■ **What is required**
Report how many lines of the records below include the word "icon". Give nothing but the number.

■ **Provided data**
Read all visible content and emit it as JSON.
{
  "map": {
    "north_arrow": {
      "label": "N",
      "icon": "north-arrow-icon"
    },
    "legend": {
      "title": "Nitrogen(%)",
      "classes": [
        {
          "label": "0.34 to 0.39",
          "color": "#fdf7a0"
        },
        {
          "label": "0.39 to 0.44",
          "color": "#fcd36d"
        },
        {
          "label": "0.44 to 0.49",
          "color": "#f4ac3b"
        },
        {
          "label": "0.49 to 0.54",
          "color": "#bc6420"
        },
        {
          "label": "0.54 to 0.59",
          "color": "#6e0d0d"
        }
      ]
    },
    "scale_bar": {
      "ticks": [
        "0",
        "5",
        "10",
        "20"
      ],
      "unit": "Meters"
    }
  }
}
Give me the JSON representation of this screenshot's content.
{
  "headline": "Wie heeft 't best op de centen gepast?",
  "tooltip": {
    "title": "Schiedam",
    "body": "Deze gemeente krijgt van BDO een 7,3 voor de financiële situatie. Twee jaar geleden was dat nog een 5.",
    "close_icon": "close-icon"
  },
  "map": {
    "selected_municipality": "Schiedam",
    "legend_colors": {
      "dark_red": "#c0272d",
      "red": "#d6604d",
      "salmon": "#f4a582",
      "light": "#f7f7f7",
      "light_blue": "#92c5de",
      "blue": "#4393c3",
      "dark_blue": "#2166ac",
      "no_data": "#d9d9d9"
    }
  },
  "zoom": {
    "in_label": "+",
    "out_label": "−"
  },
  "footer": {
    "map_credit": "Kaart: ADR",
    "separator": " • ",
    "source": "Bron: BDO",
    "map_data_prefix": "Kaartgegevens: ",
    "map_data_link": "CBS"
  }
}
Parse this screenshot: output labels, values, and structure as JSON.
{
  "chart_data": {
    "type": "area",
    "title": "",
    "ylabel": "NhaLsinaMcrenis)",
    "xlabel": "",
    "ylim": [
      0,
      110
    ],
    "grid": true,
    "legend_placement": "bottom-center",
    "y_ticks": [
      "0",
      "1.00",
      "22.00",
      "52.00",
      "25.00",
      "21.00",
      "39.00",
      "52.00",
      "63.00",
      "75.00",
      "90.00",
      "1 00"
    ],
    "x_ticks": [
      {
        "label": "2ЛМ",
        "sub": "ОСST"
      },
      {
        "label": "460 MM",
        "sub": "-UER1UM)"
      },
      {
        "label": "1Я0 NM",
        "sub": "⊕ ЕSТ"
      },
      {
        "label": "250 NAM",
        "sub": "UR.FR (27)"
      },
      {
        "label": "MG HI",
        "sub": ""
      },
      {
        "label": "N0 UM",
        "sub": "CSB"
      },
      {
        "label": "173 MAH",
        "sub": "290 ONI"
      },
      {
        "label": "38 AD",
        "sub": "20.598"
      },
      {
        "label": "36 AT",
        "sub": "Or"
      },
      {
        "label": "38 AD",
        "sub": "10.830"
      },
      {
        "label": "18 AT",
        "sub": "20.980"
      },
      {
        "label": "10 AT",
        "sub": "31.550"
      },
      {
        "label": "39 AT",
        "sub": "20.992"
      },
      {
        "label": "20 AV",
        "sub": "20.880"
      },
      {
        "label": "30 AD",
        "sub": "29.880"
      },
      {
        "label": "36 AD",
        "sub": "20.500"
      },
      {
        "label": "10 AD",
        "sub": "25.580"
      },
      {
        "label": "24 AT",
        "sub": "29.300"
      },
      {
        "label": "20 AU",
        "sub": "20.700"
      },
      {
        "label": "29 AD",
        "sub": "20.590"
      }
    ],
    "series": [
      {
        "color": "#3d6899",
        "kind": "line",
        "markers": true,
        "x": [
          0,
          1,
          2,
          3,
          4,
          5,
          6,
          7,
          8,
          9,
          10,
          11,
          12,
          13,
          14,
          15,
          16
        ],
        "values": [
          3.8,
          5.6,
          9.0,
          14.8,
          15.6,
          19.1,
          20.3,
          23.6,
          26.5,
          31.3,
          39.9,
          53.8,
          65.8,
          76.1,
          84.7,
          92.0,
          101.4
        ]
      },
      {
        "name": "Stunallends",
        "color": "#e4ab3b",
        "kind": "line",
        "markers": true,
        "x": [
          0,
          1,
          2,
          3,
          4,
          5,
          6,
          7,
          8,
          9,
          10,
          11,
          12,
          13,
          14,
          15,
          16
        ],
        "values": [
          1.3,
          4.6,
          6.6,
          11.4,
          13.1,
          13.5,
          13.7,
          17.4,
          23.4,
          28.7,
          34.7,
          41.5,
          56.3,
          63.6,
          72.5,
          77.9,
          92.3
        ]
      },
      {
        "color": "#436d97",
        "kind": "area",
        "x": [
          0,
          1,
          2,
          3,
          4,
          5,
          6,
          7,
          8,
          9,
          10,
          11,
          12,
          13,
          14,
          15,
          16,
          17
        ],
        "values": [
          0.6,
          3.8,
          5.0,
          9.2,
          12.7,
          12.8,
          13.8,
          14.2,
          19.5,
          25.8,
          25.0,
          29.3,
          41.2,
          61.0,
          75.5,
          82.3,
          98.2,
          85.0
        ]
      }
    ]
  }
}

■ **Written response**
2